Records for this task start

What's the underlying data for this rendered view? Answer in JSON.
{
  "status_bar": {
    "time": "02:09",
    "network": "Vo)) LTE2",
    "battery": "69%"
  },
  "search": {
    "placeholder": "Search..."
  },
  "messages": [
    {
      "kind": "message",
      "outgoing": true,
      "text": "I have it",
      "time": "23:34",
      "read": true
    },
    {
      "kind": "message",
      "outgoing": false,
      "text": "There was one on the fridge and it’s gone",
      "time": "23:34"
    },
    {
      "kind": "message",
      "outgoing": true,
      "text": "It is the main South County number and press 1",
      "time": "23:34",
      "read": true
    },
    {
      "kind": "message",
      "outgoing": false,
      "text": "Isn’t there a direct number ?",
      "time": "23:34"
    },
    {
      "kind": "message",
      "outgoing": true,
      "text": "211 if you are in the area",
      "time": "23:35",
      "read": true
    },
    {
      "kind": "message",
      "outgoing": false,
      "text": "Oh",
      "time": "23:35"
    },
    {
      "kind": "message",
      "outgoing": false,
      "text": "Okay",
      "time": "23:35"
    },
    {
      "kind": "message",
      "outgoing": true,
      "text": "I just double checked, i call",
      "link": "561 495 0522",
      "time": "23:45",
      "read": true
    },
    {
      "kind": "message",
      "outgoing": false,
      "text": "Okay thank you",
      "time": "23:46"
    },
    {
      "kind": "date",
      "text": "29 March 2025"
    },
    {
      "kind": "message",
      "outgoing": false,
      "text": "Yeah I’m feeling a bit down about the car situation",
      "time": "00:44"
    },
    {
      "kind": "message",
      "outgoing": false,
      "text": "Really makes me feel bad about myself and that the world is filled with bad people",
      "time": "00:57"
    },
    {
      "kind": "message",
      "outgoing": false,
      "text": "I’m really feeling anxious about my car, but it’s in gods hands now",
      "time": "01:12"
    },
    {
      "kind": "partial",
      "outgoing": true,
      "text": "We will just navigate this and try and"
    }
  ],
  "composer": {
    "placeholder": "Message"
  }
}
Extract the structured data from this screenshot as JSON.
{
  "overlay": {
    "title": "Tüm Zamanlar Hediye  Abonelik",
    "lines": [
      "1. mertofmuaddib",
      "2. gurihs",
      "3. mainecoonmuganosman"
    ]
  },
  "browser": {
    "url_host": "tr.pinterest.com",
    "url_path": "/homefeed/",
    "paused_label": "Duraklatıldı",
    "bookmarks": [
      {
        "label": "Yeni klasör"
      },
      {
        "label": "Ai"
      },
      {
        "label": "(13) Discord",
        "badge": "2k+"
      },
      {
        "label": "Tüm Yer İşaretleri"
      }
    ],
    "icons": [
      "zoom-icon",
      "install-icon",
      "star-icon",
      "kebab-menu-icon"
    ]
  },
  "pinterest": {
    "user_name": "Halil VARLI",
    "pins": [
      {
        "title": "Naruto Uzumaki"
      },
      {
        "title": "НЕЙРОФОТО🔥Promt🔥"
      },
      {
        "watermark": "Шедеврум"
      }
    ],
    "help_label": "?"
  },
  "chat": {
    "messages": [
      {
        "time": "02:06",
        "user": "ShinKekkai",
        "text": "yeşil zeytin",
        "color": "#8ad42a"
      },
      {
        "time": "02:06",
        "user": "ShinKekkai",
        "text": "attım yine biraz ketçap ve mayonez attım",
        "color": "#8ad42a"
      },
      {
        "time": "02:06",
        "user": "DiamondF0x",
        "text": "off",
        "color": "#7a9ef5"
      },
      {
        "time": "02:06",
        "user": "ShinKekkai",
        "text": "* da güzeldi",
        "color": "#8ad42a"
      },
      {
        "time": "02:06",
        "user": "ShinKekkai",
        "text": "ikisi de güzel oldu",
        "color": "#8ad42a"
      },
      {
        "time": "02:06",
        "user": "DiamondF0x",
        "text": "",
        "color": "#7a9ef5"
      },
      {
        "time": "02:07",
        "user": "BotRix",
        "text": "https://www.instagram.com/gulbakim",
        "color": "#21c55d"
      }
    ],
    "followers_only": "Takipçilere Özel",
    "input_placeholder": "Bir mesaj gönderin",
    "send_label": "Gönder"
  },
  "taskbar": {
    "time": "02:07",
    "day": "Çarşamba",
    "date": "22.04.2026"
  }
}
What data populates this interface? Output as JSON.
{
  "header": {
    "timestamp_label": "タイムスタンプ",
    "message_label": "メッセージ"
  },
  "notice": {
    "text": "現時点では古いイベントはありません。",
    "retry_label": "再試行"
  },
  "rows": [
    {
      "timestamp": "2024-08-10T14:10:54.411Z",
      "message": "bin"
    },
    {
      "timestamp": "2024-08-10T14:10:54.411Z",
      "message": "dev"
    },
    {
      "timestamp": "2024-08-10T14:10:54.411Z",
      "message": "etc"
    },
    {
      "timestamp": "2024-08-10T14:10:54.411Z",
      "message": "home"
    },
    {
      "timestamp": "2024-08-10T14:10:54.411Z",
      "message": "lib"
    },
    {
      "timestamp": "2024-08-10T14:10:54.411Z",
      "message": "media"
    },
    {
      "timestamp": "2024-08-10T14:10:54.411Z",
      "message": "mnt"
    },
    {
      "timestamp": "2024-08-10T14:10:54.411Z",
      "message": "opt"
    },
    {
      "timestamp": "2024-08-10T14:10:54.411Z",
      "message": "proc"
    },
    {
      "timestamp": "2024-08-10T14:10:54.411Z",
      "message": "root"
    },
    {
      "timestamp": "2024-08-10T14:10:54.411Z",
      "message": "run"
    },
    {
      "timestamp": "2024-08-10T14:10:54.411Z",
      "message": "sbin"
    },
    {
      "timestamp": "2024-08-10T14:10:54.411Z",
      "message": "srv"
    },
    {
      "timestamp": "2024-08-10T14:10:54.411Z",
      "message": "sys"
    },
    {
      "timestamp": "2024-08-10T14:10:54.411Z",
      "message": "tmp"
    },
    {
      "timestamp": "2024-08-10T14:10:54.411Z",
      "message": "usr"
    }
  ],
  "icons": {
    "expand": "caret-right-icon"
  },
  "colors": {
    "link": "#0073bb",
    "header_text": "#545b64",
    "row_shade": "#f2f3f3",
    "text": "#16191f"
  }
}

Records for this task end

Task prompt: Find each line that has the word "pinterest", then copy it out.

The output:
    "url_host": "tr.pinterest.com",
  "pinterest": {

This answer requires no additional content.